Start

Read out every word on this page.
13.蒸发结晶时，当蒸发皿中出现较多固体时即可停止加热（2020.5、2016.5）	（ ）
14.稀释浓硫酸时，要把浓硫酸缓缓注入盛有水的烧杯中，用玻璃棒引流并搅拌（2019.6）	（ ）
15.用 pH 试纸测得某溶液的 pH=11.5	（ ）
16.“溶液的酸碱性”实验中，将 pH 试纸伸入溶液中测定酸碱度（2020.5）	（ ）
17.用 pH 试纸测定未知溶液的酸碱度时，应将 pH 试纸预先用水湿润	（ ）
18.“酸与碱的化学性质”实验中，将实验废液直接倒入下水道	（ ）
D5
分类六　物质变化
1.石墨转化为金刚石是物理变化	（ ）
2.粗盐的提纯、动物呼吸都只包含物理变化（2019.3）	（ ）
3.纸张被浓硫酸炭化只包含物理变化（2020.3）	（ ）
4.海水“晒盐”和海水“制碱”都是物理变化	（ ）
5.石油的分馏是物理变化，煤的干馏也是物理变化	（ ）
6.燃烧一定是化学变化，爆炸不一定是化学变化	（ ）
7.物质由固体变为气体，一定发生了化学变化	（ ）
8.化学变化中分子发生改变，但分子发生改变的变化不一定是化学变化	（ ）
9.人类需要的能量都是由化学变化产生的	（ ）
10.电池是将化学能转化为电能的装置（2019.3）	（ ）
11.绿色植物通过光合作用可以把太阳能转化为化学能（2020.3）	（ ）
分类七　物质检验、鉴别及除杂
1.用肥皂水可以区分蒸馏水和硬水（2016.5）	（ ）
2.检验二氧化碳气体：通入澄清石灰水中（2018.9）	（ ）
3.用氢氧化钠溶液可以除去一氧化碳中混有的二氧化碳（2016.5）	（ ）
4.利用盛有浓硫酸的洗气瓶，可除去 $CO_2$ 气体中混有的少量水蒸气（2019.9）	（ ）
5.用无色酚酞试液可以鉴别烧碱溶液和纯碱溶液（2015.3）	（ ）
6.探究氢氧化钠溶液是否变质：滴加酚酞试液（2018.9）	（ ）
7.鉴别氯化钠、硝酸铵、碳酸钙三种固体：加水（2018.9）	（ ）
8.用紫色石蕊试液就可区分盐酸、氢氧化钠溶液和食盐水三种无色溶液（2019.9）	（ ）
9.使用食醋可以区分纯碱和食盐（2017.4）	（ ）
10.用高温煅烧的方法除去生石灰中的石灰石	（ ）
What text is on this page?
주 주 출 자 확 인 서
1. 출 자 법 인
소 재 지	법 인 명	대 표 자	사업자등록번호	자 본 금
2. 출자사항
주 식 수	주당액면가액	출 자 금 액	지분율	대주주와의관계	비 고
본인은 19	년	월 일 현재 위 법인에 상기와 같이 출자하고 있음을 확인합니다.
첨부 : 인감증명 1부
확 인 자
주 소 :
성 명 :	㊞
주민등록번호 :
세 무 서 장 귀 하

End

[Requirement]: Reproduce the full listing above, character for character.

[Result]:
Read out every word on this page.
13.蒸发结晶时，当蒸发皿中出现较多固体时即可停止加热（2020.5、2016.5）	（ ）
14.稀释浓硫酸时，要把浓硫酸缓缓注入盛有水的烧杯中，用玻璃棒引流并搅拌（2019.6）	（ ）
15.用 pH 试纸测得某溶液的 pH=11.5	（ ）
16.“溶液的酸碱性”实验中，将 pH 试纸伸入溶液中测定酸碱度（2020.5）	（ ）
17.用 pH 试纸测定未知溶液的酸碱度时，应将 pH 试纸预先用水湿润	（ ）
18.“酸与碱的化学性质”实验中，将实验废液直接倒入下水道	（ ）
D5
分类六　物质变化
1.石墨转化为金刚石是物理变化	（ ）
2.粗盐的提纯、动物呼吸都只包含物理变化（2019.3）	（ ）
3.纸张被浓硫酸炭化只包含物理变化（2020.3）	（ ）
4.海水“晒盐”和海水“制碱”都是物理变化	（ ）
5.石油的分馏是物理变化，煤的干馏也是物理变化	（ ）
6.燃烧一定是化学变化，爆炸不一定是化学变化	（ ）
7.物质由固体变为气体，一定发生了化学变化	（ ）
8.化学变化中分子发生改变，但分子发生改变的变化不一定是化学变化	（ ）
9.人类需要的能量都是由化学变化产生的	（ ）
10.电池是将化学能转化为电能的装置（2019.3）	（ ）
11.绿色植物通过光合作用可以把太阳能转化为化学能（2020.3）	（ ）
分类七　物质检验、鉴别及除杂
1.用肥皂水可以区分蒸馏水和硬水（2016.5）	（ ）
2.检验二氧化碳气体：通入澄清石灰水中（2018.9）	（ ）
3.用氢氧化钠溶液可以除去一氧化碳中混有的二氧化碳（2016.5）	（ ）
4.利用盛有浓硫酸的洗气瓶，可除去 $CO_2$ 气体中混有的少量水蒸气（2019.9）	（ ）
5.用无色酚酞试液可以鉴别烧碱溶液和纯碱溶液（2015.3）	（ ）
6.探究氢氧化钠溶液是否变质：滴加酚酞试液（2018.9）	（ ）
7.鉴别氯化钠、硝酸铵、碳酸钙三种固体：加水（2018.9）	（ ）
8.用紫色石蕊试液就可区分盐酸、氢氧化钠溶液和食盐水三种无色溶液（2019.9）	（ ）
9.使用食醋可以区分纯碱和食盐（2017.4）	（ ）
10.用高温煅烧的方法除去生石灰中的石灰石	（ ）
What text is on this page?
주 주 출 자 확 인 서
1. 출 자 법 인
소 재 지	법 인 명	대 표 자	사업자등록번호	자 본 금
2. 출자사항
주 식 수	주당액면가액	출 자 금 액	지분율	대주주와의관계	비 고
본인은 19	년	월 일 현재 위 법인에 상기와 같이 출자하고 있음을 확인합니다.
첨부 : 인감증명 1부
확 인 자
주 소 :
성 명 :	㊞
주민등록번호 :
세 무 서 장 귀 하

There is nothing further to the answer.